§ **TASK INPUT**:
......
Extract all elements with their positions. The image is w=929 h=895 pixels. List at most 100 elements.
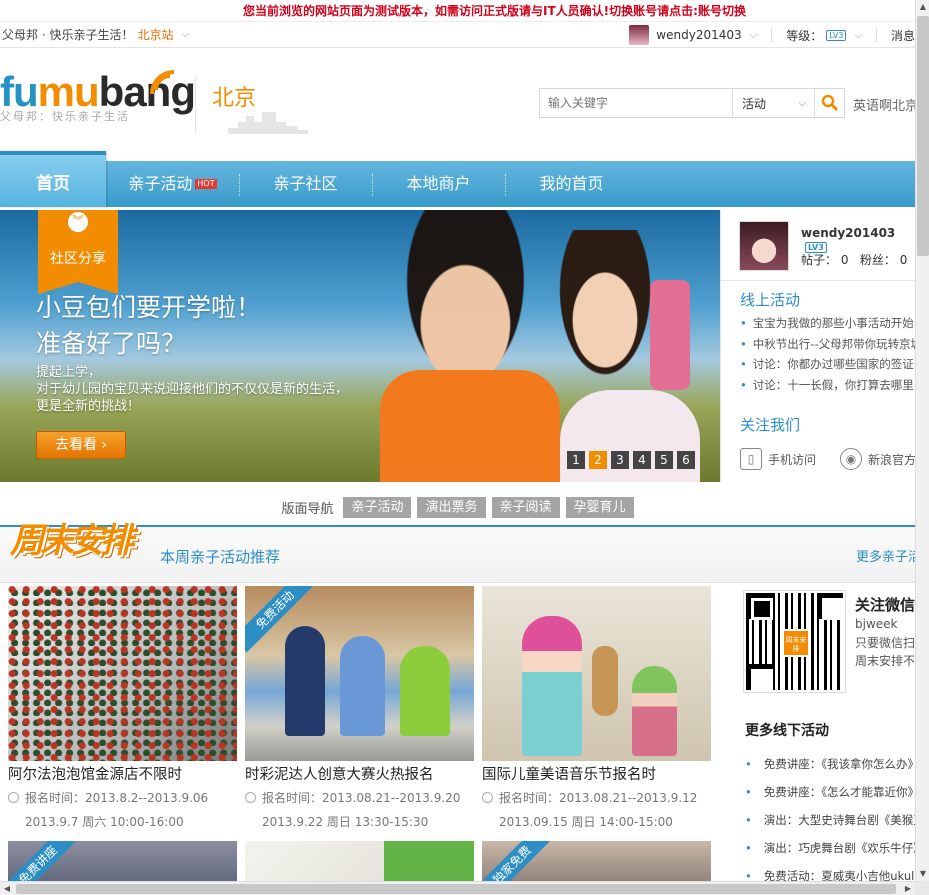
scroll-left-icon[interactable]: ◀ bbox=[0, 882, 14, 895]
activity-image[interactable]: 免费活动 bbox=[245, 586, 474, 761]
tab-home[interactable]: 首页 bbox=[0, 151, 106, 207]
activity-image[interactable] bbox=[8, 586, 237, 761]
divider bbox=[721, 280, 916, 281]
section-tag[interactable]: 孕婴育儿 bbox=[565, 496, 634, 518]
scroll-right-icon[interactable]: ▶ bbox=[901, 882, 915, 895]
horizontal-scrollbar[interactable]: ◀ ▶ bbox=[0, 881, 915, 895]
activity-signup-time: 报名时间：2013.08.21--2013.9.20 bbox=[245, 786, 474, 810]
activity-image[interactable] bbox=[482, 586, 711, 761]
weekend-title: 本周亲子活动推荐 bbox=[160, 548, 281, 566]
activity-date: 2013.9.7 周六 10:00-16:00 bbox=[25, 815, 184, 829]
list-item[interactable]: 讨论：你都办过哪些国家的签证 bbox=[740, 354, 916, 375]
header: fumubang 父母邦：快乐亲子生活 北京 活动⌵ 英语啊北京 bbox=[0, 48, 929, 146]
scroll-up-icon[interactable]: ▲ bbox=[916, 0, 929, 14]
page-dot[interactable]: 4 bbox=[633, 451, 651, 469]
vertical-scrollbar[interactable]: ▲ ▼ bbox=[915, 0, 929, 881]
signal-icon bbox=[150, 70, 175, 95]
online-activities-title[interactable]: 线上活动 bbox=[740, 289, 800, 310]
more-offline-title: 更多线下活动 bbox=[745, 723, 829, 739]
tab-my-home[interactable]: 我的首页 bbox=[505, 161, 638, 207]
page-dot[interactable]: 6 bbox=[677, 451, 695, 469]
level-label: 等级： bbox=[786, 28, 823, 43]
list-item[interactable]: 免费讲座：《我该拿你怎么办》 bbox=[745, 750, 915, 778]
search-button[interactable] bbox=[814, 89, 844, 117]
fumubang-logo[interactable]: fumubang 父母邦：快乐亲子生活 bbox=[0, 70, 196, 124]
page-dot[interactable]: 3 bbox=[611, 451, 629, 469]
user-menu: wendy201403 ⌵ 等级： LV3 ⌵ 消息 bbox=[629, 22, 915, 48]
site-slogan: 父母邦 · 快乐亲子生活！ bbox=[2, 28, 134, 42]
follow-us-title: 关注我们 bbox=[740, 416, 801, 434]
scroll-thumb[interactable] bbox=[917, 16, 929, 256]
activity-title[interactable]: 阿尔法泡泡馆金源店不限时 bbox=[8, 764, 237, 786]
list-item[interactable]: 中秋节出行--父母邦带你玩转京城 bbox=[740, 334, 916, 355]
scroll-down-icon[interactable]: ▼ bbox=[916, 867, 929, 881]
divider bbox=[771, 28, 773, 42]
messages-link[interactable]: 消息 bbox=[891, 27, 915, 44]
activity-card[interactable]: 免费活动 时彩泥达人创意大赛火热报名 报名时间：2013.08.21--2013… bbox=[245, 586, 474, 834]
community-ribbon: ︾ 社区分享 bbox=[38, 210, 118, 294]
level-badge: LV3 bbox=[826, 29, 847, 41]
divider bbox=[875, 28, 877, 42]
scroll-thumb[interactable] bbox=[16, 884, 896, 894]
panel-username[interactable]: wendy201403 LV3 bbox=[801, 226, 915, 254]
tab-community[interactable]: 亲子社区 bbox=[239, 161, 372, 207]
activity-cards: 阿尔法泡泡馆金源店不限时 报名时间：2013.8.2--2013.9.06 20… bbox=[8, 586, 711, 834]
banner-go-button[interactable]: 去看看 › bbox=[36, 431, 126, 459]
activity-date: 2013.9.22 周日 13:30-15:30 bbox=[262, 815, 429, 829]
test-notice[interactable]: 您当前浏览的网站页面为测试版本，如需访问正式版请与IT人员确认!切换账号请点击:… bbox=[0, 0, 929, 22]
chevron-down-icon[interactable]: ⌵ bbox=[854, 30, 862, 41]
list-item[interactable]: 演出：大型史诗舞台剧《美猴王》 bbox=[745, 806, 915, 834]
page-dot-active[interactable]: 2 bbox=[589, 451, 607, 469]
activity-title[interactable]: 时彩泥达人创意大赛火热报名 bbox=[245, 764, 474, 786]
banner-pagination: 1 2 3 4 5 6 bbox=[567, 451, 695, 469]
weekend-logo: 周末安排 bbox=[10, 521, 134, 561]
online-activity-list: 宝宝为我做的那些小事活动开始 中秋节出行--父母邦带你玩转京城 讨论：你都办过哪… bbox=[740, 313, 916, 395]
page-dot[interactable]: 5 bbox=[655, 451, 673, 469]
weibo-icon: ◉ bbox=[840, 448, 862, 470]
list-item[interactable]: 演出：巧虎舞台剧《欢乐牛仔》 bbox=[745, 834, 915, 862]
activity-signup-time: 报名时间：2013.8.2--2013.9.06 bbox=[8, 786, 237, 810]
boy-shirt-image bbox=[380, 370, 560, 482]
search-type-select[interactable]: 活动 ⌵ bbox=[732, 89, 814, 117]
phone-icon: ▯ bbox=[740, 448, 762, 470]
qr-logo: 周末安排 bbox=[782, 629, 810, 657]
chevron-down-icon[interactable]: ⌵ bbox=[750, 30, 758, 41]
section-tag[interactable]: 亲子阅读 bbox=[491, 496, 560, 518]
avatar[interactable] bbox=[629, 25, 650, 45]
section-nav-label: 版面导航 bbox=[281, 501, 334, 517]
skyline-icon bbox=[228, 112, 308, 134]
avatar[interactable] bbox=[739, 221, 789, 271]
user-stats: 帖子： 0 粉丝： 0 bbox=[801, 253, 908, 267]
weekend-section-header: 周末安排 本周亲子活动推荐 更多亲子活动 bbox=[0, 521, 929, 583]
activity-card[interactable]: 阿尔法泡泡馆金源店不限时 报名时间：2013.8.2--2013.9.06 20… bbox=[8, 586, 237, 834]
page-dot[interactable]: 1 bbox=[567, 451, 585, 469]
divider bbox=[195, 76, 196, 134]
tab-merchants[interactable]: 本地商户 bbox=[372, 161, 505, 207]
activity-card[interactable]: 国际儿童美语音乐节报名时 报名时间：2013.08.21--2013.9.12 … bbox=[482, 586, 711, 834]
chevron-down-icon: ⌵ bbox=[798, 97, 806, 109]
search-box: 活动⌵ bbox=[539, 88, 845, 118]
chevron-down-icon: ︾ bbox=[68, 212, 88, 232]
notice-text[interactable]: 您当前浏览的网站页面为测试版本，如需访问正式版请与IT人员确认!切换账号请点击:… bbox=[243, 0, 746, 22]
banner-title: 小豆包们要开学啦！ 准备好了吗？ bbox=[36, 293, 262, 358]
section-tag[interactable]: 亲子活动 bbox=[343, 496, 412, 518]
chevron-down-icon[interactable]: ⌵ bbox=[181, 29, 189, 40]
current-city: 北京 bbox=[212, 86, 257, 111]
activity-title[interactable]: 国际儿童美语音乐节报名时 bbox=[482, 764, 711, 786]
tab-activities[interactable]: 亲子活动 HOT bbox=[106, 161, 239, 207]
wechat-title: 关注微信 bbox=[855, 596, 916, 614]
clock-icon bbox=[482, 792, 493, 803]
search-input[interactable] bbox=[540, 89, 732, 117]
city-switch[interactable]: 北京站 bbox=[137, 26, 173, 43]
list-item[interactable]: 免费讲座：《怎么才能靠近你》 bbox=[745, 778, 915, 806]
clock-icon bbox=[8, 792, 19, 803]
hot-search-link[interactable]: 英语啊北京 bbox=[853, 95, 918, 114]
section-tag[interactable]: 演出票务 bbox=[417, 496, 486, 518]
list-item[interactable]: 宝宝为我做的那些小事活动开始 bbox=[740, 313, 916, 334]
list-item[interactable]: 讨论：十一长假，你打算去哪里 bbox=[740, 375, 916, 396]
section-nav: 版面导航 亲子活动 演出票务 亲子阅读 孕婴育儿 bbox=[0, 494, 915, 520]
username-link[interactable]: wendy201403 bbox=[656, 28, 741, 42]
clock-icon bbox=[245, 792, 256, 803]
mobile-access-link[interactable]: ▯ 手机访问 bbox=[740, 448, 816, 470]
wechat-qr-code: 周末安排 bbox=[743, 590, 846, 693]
......
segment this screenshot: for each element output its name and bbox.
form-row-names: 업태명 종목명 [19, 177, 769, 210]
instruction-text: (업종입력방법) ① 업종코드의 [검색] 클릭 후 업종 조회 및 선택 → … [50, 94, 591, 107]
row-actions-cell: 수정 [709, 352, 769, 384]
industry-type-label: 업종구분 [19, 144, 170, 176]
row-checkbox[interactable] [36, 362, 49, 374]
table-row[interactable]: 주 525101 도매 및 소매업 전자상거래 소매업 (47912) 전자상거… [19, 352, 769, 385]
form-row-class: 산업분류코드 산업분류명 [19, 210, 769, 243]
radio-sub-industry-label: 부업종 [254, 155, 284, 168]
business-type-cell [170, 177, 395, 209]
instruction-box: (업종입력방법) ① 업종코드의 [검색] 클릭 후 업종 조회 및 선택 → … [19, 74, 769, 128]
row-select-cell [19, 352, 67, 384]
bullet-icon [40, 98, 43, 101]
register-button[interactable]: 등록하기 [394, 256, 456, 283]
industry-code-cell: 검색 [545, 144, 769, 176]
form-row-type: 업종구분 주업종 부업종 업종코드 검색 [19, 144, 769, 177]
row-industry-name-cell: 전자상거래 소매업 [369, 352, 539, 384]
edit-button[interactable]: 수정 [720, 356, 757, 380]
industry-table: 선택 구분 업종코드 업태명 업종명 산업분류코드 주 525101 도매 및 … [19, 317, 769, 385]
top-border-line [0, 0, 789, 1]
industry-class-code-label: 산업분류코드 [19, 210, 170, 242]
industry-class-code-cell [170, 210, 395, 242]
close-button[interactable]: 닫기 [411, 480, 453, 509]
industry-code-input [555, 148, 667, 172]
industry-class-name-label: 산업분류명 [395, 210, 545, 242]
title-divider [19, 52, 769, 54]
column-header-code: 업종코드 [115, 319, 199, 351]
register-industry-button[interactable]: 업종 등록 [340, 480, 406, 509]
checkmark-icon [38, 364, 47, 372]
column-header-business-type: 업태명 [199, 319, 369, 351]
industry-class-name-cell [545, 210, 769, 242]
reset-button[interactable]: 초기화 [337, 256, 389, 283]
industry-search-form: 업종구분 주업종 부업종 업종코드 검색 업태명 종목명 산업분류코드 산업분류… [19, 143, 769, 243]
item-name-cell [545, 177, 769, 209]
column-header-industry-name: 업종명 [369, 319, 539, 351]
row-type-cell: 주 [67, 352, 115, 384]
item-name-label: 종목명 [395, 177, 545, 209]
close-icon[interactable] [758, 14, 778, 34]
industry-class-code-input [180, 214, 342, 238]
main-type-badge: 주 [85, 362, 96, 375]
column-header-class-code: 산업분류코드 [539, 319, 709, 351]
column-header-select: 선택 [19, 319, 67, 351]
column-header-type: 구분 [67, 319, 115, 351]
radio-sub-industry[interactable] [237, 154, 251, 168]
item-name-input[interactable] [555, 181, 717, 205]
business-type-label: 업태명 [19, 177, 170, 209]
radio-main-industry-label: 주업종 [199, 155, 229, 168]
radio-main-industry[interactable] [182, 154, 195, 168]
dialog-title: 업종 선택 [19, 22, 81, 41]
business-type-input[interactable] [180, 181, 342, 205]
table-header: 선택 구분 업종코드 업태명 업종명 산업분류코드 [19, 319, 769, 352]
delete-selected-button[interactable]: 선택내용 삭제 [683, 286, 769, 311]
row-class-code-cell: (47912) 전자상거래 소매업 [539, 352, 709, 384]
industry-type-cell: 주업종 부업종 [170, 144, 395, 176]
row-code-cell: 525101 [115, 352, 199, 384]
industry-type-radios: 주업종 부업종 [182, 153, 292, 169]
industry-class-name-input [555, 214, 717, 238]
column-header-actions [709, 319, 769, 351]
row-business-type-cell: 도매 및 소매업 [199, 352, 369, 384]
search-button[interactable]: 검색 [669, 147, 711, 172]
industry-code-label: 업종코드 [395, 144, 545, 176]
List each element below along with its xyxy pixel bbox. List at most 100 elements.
......
§ **DO THIS**: Reproduce without any change the stretch of rows from the one containing "scroll-left-icon[interactable]: ◀ bbox=[0, 882, 14, 895]" through the one containing "tab-my-home[interactable]: 我的首页 bbox=[505, 161, 638, 207]", including both of those rows.

§ **CORRECT OUTPUT**:
scroll-left-icon[interactable]: ◀ bbox=[0, 882, 14, 895]
activity-image[interactable]: 免费活动 bbox=[245, 586, 474, 761]
tab-home[interactable]: 首页 bbox=[0, 151, 106, 207]
activity-image[interactable] bbox=[8, 586, 237, 761]
divider bbox=[721, 280, 916, 281]
section-tag[interactable]: 孕婴育儿 bbox=[565, 496, 634, 518]
scroll-right-icon[interactable]: ▶ bbox=[901, 882, 915, 895]
horizontal-scrollbar[interactable]: ◀ ▶ bbox=[0, 881, 915, 895]
activity-signup-time: 报名时间：2013.08.21--2013.9.20 bbox=[245, 786, 474, 810]
activity-image[interactable] bbox=[482, 586, 711, 761]
weekend-title: 本周亲子活动推荐 bbox=[160, 548, 281, 566]
activity-date: 2013.9.7 周六 10:00-16:00 bbox=[25, 815, 184, 829]
list-item[interactable]: 讨论：你都办过哪些国家的签证 bbox=[740, 354, 916, 375]
header: fumubang 父母邦：快乐亲子生活 北京 活动⌵ 英语啊北京 bbox=[0, 48, 929, 146]
scroll-up-icon[interactable]: ▲ bbox=[916, 0, 929, 14]
page-dot[interactable]: 4 bbox=[633, 451, 651, 469]
vertical-scrollbar[interactable]: ▲ ▼ bbox=[915, 0, 929, 881]
signal-icon bbox=[150, 70, 175, 95]
online-activities-title[interactable]: 线上活动 bbox=[740, 289, 800, 310]
more-offline-title: 更多线下活动 bbox=[745, 723, 829, 739]
tab-my-home[interactable]: 我的首页 bbox=[505, 161, 638, 207]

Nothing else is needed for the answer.